» INPUT MATERIAL:

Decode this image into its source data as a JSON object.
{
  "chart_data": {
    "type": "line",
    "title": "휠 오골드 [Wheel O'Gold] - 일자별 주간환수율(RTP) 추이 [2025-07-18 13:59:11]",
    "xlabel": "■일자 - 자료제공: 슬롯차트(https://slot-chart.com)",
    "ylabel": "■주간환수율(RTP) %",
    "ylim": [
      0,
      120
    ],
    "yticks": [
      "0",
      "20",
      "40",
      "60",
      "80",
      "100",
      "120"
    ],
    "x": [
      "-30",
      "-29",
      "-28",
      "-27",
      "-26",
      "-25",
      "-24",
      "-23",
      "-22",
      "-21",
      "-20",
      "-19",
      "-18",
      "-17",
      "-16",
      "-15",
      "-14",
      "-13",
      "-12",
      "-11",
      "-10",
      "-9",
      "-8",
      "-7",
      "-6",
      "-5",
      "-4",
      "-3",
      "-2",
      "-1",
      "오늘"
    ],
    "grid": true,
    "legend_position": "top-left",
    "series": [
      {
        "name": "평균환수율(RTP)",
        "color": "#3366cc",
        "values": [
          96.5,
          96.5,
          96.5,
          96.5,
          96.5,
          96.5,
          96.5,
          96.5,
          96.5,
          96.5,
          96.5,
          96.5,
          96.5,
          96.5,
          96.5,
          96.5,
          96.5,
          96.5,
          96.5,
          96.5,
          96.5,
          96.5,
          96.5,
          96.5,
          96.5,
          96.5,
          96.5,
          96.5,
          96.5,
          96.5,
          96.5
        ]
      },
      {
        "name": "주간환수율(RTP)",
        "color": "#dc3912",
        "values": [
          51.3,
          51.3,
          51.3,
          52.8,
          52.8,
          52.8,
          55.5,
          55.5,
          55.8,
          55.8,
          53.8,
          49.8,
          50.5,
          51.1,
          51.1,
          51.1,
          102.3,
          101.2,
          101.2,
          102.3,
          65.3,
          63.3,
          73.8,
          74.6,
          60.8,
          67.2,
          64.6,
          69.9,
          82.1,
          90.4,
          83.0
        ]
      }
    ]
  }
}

» STATED GOAL: Please repeat the listing above in full and exactly.

» FINAL RESULT:
Decode this image into its source data as a JSON object.
{
  "chart_data": {
    "type": "line",
    "title": "휠 오골드 [Wheel O'Gold] - 일자별 주간환수율(RTP) 추이 [2025-07-18 13:59:11]",
    "xlabel": "■일자 - 자료제공: 슬롯차트(https://slot-chart.com)",
    "ylabel": "■주간환수율(RTP) %",
    "ylim": [
      0,
      120
    ],
    "yticks": [
      "0",
      "20",
      "40",
      "60",
      "80",
      "100",
      "120"
    ],
    "x": [
      "-30",
      "-29",
      "-28",
      "-27",
      "-26",
      "-25",
      "-24",
      "-23",
      "-22",
      "-21",
      "-20",
      "-19",
      "-18",
      "-17",
      "-16",
      "-15",
      "-14",
      "-13",
      "-12",
      "-11",
      "-10",
      "-9",
      "-8",
      "-7",
      "-6",
      "-5",
      "-4",
      "-3",
      "-2",
      "-1",
      "오늘"
    ],
    "grid": true,
    "legend_position": "top-left",
    "series": [
      {
        "name": "평균환수율(RTP)",
        "color": "#3366cc",
        "values": [
          96.5,
          96.5,
          96.5,
          96.5,
          96.5,
          96.5,
          96.5,
          96.5,
          96.5,
          96.5,
          96.5,
          96.5,
          96.5,
          96.5,
          96.5,
          96.5,
          96.5,
          96.5,
          96.5,
          96.5,
          96.5,
          96.5,
          96.5,
          96.5,
          96.5,
          96.5,
          96.5,
          96.5,
          96.5,
          96.5,
          96.5
        ]
      },
      {
        "name": "주간환수율(RTP)",
        "color": "#dc3912",
        "values": [
          51.3,
          51.3,
          51.3,
          52.8,
          52.8,
          52.8,
          55.5,
          55.5,
          55.8,
          55.8,
          53.8,
          49.8,
          50.5,
          51.1,
          51.1,
          51.1,
          102.3,
          101.2,
          101.2,
          102.3,
          65.3,
          63.3,
          73.8,
          74.6,
          60.8,
          67.2,
          64.6,
          69.9,
          82.1,
          90.4,
          83.0
        ]
      }
    ]
  }
}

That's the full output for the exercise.